_Task directions:_ Give the entries again, word for word.

_Data provided:_
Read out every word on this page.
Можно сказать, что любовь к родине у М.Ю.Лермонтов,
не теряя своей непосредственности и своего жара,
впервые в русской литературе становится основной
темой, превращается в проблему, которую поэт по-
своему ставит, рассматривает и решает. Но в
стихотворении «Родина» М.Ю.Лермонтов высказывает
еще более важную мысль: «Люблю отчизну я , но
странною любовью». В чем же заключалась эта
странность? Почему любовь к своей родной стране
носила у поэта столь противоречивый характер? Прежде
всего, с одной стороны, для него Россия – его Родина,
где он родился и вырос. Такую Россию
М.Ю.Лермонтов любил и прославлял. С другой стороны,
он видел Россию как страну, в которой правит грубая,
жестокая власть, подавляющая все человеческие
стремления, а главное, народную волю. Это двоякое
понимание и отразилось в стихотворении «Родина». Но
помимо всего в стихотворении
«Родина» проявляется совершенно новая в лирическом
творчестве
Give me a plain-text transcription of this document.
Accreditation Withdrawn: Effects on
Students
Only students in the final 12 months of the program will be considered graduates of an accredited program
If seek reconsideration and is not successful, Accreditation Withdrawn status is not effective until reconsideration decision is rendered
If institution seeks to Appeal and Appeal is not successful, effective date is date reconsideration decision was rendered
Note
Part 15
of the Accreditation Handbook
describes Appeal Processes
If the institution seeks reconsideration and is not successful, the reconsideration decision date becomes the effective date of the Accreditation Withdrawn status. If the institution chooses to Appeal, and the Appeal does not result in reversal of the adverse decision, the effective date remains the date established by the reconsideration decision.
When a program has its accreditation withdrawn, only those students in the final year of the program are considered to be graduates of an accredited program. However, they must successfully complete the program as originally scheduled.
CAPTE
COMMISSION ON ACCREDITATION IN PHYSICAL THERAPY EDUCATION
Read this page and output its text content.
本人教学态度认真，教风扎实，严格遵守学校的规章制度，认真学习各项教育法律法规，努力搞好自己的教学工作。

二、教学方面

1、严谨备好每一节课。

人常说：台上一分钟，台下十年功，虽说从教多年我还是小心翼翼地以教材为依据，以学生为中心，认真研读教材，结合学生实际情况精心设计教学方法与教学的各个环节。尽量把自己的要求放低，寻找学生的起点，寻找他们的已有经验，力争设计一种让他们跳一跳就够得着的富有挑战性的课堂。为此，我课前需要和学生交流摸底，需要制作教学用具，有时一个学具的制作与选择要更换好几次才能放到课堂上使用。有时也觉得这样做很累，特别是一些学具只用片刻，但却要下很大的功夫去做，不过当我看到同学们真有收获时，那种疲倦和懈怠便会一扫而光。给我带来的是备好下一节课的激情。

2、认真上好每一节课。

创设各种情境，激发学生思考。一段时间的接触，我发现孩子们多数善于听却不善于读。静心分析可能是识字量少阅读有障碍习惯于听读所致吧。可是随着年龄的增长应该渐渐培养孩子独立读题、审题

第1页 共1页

_Final result:_
Read out every word on this page.
Можно сказать, что любовь к родине у М.Ю.Лермонтов,
не теряя своей непосредственности и своего жара,
впервые в русской литературе становится основной
темой, превращается в проблему, которую поэт по-
своему ставит, рассматривает и решает. Но в
стихотворении «Родина» М.Ю.Лермонтов высказывает
еще более важную мысль: «Люблю отчизну я , но
странною любовью». В чем же заключалась эта
странность? Почему любовь к своей родной стране
носила у поэта столь противоречивый характер? Прежде
всего, с одной стороны, для него Россия – его Родина,
где он родился и вырос. Такую Россию
М.Ю.Лермонтов любил и прославлял. С другой стороны,
он видел Россию как страну, в которой правит грубая,
жестокая власть, подавляющая все человеческие
стремления, а главное, народную волю. Это двоякое
понимание и отразилось в стихотворении «Родина». Но
помимо всего в стихотворении
«Родина» проявляется совершенно новая в лирическом
творчестве
Give me a plain-text transcription of this document.
Accreditation Withdrawn: Effects on
Students
Only students in the final 12 months of the program will be considered graduates of an accredited program
If seek reconsideration and is not successful, Accreditation Withdrawn status is not effective until reconsideration decision is rendered
If institution seeks to Appeal and Appeal is not successful, effective date is date reconsideration decision was rendered
Note
Part 15
of the Accreditation Handbook
describes Appeal Processes
If the institution seeks reconsideration and is not successful, the reconsideration decision date becomes the effective date of the Accreditation Withdrawn status. If the institution chooses to Appeal, and the Appeal does not result in reversal of the adverse decision, the effective date remains the date established by the reconsideration decision.
When a program has its accreditation withdrawn, only those students in the final year of the program are considered to be graduates of an accredited program. However, they must successfully complete the program as originally scheduled.
CAPTE
COMMISSION ON ACCREDITATION IN PHYSICAL THERAPY EDUCATION
Read this page and output its text content.
本人教学态度认真，教风扎实，严格遵守学校的规章制度，认真学习各项教育法律法规，努力搞好自己的教学工作。

二、教学方面

1、严谨备好每一节课。

人常说：台上一分钟，台下十年功，虽说从教多年我还是小心翼翼地以教材为依据，以学生为中心，认真研读教材，结合学生实际情况精心设计教学方法与教学的各个环节。尽量把自己的要求放低，寻找学生的起点，寻找他们的已有经验，力争设计一种让他们跳一跳就够得着的富有挑战性的课堂。为此，我课前需要和学生交流摸底，需要制作教学用具，有时一个学具的制作与选择要更换好几次才能放到课堂上使用。有时也觉得这样做很累，特别是一些学具只用片刻，但却要下很大的功夫去做，不过当我看到同学们真有收获时，那种疲倦和懈怠便会一扫而光。给我带来的是备好下一节课的激情。

2、认真上好每一节课。

创设各种情境，激发学生思考。一段时间的接触，我发现孩子们多数善于听却不善于读。静心分析可能是识字量少阅读有障碍习惯于听读所致吧。可是随着年龄的增长应该渐渐培养孩子独立读题、审题

第1页 共1页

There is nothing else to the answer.